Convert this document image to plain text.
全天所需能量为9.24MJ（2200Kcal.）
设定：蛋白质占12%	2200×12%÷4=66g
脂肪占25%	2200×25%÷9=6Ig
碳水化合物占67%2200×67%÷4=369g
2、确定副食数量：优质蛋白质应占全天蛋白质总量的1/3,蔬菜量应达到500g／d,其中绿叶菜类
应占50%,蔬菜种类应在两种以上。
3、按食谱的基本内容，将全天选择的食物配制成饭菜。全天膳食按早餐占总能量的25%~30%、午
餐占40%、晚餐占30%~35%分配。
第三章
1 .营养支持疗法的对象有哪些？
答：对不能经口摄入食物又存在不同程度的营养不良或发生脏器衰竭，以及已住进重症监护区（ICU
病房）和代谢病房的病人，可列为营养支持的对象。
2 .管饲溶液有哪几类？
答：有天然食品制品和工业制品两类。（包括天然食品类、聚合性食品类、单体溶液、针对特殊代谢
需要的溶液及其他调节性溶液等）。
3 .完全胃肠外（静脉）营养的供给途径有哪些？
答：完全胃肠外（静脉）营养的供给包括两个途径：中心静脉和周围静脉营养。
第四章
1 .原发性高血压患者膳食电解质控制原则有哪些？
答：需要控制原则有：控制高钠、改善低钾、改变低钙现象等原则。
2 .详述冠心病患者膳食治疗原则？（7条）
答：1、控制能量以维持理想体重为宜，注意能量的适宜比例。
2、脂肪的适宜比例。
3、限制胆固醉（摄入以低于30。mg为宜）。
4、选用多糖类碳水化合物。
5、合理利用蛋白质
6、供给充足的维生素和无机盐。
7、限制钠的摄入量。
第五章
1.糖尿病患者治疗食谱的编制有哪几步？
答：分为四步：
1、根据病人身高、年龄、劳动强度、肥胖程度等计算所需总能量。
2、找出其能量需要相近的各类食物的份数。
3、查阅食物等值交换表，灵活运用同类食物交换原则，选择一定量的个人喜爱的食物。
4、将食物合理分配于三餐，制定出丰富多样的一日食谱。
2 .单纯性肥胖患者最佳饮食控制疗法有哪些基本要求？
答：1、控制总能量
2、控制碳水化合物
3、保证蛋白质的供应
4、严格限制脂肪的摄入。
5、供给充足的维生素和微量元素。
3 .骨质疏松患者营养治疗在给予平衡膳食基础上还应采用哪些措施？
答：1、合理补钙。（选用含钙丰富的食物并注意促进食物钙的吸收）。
■ ■ ■ ■
WRITTEN EXERCISE. Nothing but a number is needed here: how many lines hold the string "完全胃肠外"?

RESULT OF THIS EXERCISE. 2